▶ Given exercise
Scan the listing below and copy every line holding "elhatárolása".

**********

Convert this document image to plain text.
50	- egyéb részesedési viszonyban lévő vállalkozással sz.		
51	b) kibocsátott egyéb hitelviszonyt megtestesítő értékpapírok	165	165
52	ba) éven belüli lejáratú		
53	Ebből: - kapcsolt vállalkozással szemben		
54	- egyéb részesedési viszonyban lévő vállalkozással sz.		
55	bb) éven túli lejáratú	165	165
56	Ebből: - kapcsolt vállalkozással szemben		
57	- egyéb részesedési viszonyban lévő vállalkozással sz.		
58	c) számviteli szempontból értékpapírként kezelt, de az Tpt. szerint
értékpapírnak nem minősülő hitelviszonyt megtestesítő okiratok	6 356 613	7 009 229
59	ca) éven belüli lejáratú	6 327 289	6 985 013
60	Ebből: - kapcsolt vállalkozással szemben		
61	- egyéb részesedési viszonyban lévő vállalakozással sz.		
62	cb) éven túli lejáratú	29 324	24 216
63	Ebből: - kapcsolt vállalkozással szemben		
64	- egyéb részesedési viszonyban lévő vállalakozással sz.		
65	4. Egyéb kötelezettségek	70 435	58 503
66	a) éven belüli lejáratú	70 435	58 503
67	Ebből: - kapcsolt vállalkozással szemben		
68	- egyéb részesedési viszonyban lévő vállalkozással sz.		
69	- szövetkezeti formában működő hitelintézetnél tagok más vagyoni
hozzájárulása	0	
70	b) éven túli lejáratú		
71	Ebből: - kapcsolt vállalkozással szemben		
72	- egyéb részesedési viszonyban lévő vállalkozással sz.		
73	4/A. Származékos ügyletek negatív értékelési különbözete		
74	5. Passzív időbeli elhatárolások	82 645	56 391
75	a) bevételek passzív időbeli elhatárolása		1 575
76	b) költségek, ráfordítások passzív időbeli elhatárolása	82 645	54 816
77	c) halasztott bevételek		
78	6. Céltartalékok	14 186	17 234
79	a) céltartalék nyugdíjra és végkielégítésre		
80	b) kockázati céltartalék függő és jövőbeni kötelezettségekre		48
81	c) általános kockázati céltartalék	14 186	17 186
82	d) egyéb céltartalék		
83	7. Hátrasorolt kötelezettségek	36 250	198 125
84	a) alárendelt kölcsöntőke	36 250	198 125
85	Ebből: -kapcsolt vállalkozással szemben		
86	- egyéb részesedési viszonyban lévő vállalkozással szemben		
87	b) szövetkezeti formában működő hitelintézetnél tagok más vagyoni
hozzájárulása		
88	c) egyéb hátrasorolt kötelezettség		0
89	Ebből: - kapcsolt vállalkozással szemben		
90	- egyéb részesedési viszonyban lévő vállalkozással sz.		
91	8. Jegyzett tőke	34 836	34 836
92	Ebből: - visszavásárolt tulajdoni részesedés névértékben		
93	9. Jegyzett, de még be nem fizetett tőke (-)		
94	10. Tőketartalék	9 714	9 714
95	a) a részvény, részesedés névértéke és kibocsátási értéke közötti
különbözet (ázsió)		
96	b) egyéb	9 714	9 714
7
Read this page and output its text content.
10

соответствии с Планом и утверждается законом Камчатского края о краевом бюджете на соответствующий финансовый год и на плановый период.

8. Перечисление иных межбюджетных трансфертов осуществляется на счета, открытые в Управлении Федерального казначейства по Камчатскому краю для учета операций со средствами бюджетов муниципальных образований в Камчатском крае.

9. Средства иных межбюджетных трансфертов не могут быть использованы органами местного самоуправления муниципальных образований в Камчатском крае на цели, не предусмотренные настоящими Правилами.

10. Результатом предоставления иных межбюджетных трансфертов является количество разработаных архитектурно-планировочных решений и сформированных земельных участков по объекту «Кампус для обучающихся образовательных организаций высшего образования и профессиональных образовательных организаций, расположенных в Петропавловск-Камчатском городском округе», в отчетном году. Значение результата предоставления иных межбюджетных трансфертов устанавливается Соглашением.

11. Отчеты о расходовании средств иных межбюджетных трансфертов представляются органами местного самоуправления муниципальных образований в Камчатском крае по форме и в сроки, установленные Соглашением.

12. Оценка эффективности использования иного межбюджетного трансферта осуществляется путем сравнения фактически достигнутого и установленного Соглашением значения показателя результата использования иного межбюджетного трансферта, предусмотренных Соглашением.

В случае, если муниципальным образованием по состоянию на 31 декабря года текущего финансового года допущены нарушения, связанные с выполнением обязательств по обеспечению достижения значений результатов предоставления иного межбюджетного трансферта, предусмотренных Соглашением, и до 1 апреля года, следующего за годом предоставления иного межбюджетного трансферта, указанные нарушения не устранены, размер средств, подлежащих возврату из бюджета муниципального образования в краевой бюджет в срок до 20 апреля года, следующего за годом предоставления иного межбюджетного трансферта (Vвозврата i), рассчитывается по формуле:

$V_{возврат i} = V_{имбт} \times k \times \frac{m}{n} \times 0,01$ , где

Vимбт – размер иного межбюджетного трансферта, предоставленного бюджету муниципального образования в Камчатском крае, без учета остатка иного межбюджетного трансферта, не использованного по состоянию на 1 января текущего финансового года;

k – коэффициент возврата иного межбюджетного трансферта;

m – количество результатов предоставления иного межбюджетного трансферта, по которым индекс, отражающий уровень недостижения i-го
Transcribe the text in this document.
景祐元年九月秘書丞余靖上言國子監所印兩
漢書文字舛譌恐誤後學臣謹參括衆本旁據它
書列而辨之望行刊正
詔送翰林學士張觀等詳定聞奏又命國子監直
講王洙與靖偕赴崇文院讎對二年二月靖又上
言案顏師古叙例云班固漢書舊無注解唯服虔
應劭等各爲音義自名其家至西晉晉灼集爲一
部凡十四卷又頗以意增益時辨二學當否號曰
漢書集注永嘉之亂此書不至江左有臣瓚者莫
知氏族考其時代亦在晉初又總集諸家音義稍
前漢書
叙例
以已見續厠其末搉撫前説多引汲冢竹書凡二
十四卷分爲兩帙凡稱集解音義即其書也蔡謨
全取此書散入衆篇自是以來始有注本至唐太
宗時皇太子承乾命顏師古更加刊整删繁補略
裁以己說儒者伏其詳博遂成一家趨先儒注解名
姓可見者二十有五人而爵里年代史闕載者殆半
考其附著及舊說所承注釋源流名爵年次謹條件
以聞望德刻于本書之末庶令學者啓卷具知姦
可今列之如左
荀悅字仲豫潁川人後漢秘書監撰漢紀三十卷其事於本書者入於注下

**********

▶ Complete response
75	a) bevételek passzív időbeli elhatárolása		1 575
76	b) költségek, ráfordítások passzív időbeli elhatárolása	82 645	54 816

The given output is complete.